▶ [Requirement]
Go through the lines below and retype each one exactly.

Source data:
----------

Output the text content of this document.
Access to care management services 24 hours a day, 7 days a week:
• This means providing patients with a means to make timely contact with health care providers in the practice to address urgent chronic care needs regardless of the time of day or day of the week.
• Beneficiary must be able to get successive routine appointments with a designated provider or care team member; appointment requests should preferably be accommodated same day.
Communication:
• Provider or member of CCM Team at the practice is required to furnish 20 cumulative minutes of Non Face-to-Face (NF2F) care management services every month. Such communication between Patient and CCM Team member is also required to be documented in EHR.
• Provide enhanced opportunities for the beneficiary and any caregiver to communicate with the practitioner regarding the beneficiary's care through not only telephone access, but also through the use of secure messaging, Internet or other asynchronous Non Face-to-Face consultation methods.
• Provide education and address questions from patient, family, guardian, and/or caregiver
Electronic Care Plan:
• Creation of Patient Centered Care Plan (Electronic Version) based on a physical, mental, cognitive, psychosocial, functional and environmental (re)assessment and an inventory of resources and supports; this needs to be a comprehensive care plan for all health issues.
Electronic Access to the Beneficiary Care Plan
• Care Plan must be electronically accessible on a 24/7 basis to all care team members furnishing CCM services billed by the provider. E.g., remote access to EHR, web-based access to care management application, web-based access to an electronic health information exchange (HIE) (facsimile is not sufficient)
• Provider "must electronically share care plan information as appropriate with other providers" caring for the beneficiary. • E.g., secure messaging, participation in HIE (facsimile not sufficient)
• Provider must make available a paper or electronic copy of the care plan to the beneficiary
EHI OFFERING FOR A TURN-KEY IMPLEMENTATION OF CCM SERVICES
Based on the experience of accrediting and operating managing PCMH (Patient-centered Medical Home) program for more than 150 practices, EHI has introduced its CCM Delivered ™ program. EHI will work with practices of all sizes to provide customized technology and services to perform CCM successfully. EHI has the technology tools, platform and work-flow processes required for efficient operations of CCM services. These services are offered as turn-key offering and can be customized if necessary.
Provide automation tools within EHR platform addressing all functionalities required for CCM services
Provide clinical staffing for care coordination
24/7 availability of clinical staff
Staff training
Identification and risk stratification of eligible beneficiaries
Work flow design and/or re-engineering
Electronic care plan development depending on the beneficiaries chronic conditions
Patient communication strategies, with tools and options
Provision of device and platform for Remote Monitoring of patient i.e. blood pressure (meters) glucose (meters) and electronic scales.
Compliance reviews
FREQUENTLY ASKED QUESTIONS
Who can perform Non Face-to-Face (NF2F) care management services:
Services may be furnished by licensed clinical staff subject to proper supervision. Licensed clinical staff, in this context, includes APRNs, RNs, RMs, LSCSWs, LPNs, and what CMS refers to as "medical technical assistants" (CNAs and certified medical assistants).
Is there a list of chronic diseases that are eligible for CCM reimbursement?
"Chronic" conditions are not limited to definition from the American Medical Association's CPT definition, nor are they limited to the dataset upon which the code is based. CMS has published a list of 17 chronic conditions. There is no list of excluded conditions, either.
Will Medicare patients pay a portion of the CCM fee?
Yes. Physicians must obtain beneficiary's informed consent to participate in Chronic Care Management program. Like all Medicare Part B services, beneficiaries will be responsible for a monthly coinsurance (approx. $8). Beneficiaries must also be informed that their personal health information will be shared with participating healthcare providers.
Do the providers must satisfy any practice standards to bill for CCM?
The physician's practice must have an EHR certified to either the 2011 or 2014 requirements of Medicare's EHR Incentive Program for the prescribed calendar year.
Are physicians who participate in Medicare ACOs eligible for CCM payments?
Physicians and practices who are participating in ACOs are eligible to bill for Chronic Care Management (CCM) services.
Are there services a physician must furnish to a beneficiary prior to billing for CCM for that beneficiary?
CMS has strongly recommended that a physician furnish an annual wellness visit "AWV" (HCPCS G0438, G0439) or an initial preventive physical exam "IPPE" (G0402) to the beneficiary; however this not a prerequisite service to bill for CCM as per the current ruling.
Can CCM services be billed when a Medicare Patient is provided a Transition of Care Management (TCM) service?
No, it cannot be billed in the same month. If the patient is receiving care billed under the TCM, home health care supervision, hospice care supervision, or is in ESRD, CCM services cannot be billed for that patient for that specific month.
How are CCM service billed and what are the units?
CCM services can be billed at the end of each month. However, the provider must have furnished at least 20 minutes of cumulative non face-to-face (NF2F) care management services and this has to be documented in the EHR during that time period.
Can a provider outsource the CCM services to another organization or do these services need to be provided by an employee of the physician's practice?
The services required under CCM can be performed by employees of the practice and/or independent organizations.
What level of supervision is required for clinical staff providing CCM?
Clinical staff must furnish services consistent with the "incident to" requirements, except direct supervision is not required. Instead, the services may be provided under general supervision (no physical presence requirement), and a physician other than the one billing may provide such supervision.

----------

▶ [The answer]
Output the text content of this document.
Access to care management services 24 hours a day, 7 days a week:
• This means providing patients with a means to make timely contact with health care providers in the practice to address urgent chronic care needs regardless of the time of day or day of the week.
• Beneficiary must be able to get successive routine appointments with a designated provider or care team member; appointment requests should preferably be accommodated same day.
Communication:
• Provider or member of CCM Team at the practice is required to furnish 20 cumulative minutes of Non Face-to-Face (NF2F) care management services every month. Such communication between Patient and CCM Team member is also required to be documented in EHR.
• Provide enhanced opportunities for the beneficiary and any caregiver to communicate with the practitioner regarding the beneficiary's care through not only telephone access, but also through the use of secure messaging, Internet or other asynchronous Non Face-to-Face consultation methods.
• Provide education and address questions from patient, family, guardian, and/or caregiver
Electronic Care Plan:
• Creation of Patient Centered Care Plan (Electronic Version) based on a physical, mental, cognitive, psychosocial, functional and environmental (re)assessment and an inventory of resources and supports; this needs to be a comprehensive care plan for all health issues.
Electronic Access to the Beneficiary Care Plan
• Care Plan must be electronically accessible on a 24/7 basis to all care team members furnishing CCM services billed by the provider. E.g., remote access to EHR, web-based access to care management application, web-based access to an electronic health information exchange (HIE) (facsimile is not sufficient)
• Provider "must electronically share care plan information as appropriate with other providers" caring for the beneficiary. • E.g., secure messaging, participation in HIE (facsimile not sufficient)
• Provider must make available a paper or electronic copy of the care plan to the beneficiary
EHI OFFERING FOR A TURN-KEY IMPLEMENTATION OF CCM SERVICES
Based on the experience of accrediting and operating managing PCMH (Patient-centered Medical Home) program for more than 150 practices, EHI has introduced its CCM Delivered ™ program. EHI will work with practices of all sizes to provide customized technology and services to perform CCM successfully. EHI has the technology tools, platform and work-flow processes required for efficient operations of CCM services. These services are offered as turn-key offering and can be customized if necessary.
Provide automation tools within EHR platform addressing all functionalities required for CCM services
Provide clinical staffing for care coordination
24/7 availability of clinical staff
Staff training
Identification and risk stratification of eligible beneficiaries
Work flow design and/or re-engineering
Electronic care plan development depending on the beneficiaries chronic conditions
Patient communication strategies, with tools and options
Provision of device and platform for Remote Monitoring of patient i.e. blood pressure (meters) glucose (meters) and electronic scales.
Compliance reviews
FREQUENTLY ASKED QUESTIONS
Who can perform Non Face-to-Face (NF2F) care management services:
Services may be furnished by licensed clinical staff subject to proper supervision. Licensed clinical staff, in this context, includes APRNs, RNs, RMs, LSCSWs, LPNs, and what CMS refers to as "medical technical assistants" (CNAs and certified medical assistants).
Is there a list of chronic diseases that are eligible for CCM reimbursement?
"Chronic" conditions are not limited to definition from the American Medical Association's CPT definition, nor are they limited to the dataset upon which the code is based. CMS has published a list of 17 chronic conditions. There is no list of excluded conditions, either.
Will Medicare patients pay a portion of the CCM fee?
Yes. Physicians must obtain beneficiary's informed consent to participate in Chronic Care Management program. Like all Medicare Part B services, beneficiaries will be responsible for a monthly coinsurance (approx. $8). Beneficiaries must also be informed that their personal health information will be shared with participating healthcare providers.
Do the providers must satisfy any practice standards to bill for CCM?
The physician's practice must have an EHR certified to either the 2011 or 2014 requirements of Medicare's EHR Incentive Program for the prescribed calendar year.
Are physicians who participate in Medicare ACOs eligible for CCM payments?
Physicians and practices who are participating in ACOs are eligible to bill for Chronic Care Management (CCM) services.
Are there services a physician must furnish to a beneficiary prior to billing for CCM for that beneficiary?
CMS has strongly recommended that a physician furnish an annual wellness visit "AWV" (HCPCS G0438, G0439) or an initial preventive physical exam "IPPE" (G0402) to the beneficiary; however this not a prerequisite service to bill for CCM as per the current ruling.
Can CCM services be billed when a Medicare Patient is provided a Transition of Care Management (TCM) service?
No, it cannot be billed in the same month. If the patient is receiving care billed under the TCM, home health care supervision, hospice care supervision, or is in ESRD, CCM services cannot be billed for that patient for that specific month.
How are CCM service billed and what are the units?
CCM services can be billed at the end of each month. However, the provider must have furnished at least 20 minutes of cumulative non face-to-face (NF2F) care management services and this has to be documented in the EHR during that time period.
Can a provider outsource the CCM services to another organization or do these services need to be provided by an employee of the physician's practice?
The services required under CCM can be performed by employees of the practice and/or independent organizations.
What level of supervision is required for clinical staff providing CCM?
Clinical staff must furnish services consistent with the "incident to" requirements, except direct supervision is not required. Instead, the services may be provided under general supervision (no physical presence requirement), and a physician other than the one billing may provide such supervision.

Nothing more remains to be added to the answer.